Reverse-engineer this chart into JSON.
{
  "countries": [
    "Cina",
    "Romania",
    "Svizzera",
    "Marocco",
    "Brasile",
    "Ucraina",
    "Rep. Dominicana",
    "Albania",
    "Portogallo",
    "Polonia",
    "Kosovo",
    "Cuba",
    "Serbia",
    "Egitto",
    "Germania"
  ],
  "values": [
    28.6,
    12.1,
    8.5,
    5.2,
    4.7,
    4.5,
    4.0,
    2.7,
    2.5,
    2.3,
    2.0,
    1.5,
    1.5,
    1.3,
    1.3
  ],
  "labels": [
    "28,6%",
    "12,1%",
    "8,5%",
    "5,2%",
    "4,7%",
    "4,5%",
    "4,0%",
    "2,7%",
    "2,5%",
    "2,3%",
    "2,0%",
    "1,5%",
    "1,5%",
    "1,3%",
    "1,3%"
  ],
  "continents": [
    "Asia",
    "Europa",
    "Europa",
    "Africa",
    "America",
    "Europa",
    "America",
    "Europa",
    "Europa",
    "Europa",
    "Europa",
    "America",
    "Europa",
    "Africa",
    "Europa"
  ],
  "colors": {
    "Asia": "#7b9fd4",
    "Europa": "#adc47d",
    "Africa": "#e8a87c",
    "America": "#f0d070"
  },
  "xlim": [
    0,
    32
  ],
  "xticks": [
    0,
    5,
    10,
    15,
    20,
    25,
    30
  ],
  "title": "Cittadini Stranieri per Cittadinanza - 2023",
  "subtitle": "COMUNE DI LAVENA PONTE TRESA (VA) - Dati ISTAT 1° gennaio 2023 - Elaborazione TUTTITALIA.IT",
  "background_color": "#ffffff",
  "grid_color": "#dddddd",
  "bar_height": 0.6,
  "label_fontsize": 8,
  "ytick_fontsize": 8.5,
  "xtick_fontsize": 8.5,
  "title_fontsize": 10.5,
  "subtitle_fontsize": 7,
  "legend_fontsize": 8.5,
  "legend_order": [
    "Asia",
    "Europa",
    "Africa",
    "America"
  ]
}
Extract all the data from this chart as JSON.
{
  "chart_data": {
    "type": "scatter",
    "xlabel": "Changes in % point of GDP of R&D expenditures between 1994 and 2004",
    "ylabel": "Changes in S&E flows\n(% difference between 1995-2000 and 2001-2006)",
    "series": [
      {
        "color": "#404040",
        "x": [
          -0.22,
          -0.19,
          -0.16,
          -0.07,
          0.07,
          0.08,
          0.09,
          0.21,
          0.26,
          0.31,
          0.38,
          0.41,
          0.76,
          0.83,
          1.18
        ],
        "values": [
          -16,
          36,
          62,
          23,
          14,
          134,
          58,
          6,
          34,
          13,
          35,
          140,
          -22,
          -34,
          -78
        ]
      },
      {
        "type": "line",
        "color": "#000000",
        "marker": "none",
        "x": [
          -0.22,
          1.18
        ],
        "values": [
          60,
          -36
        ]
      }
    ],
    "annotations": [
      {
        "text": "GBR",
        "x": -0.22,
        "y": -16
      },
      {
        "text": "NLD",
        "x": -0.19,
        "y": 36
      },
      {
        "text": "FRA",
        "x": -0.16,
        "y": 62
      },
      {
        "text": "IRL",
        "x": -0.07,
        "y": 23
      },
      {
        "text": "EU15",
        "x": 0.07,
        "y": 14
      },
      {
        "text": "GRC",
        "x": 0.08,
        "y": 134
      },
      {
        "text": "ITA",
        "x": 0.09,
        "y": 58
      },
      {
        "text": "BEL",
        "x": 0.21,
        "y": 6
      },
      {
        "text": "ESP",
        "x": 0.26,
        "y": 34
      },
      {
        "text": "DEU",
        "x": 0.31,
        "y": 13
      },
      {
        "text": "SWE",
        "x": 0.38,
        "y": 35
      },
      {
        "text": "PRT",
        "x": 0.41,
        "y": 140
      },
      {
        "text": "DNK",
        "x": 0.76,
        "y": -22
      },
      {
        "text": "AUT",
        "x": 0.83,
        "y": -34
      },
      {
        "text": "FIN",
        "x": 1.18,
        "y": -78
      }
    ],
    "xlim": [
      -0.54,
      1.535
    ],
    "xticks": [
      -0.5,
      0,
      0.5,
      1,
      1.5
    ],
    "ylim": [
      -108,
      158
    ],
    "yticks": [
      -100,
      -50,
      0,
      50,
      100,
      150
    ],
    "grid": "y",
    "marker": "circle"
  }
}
═══
* Problem requirements: Check each line of the records above for the string "JSON", and report every line that has it.

* Written answer:
Reverse-engineer this chart into JSON.
Extract all the data from this chart as JSON.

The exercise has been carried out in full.